§ Written request: Copy word for word the entries that start with the line containing "Segment this diagram: for" and end with the line containing "bubble-label: 兑换商品 xyxy=(315,343,357,398)", both of those lines included.

§ Dataset records:
══════

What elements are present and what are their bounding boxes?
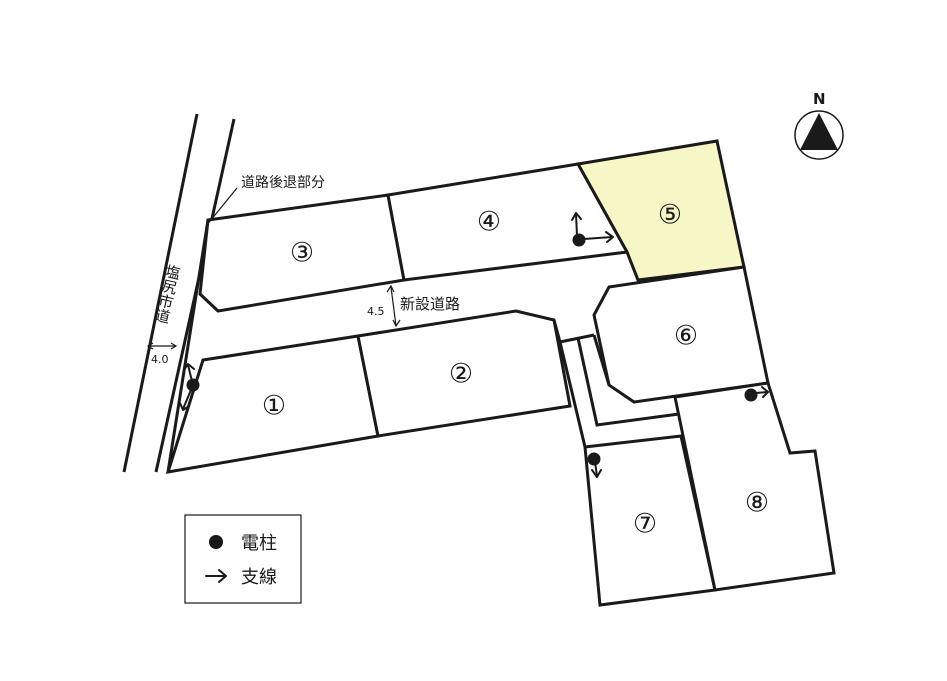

══════

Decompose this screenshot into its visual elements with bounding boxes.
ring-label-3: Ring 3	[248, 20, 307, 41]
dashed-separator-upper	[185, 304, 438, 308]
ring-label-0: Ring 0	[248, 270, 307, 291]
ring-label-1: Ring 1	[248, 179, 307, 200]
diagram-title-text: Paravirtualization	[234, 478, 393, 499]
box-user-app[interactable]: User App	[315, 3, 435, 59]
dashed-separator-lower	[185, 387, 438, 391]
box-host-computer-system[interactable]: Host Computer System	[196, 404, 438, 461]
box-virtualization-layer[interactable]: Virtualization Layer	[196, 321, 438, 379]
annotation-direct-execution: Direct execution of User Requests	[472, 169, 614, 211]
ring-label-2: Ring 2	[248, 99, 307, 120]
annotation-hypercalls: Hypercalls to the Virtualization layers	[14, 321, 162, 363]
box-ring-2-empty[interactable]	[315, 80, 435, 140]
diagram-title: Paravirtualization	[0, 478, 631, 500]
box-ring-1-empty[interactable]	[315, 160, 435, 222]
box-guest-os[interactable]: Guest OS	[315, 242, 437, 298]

══════

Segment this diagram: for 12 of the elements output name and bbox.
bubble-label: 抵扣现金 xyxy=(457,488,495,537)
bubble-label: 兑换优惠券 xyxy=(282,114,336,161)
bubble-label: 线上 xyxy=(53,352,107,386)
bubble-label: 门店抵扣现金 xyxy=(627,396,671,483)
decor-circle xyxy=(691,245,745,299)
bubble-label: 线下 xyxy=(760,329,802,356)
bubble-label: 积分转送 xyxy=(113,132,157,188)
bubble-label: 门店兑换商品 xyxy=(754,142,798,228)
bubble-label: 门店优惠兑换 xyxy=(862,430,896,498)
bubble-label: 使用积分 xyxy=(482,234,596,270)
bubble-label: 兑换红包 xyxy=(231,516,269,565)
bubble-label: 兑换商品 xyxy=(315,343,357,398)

══════

§ Problem solution:
Segment this diagram: for 12 of the elements output name and bbox.
bubble-label: 抵扣现金 xyxy=(457,488,495,537)
bubble-label: 兑换优惠券 xyxy=(282,114,336,161)
bubble-label: 线上 xyxy=(53,352,107,386)
bubble-label: 门店抵扣现金 xyxy=(627,396,671,483)
decor-circle xyxy=(691,245,745,299)
bubble-label: 线下 xyxy=(760,329,802,356)
bubble-label: 积分转送 xyxy=(113,132,157,188)
bubble-label: 门店兑换商品 xyxy=(754,142,798,228)
bubble-label: 门店优惠兑换 xyxy=(862,430,896,498)
bubble-label: 使用积分 xyxy=(482,234,596,270)
bubble-label: 兑换红包 xyxy=(231,516,269,565)
bubble-label: 兑换商品 xyxy=(315,343,357,398)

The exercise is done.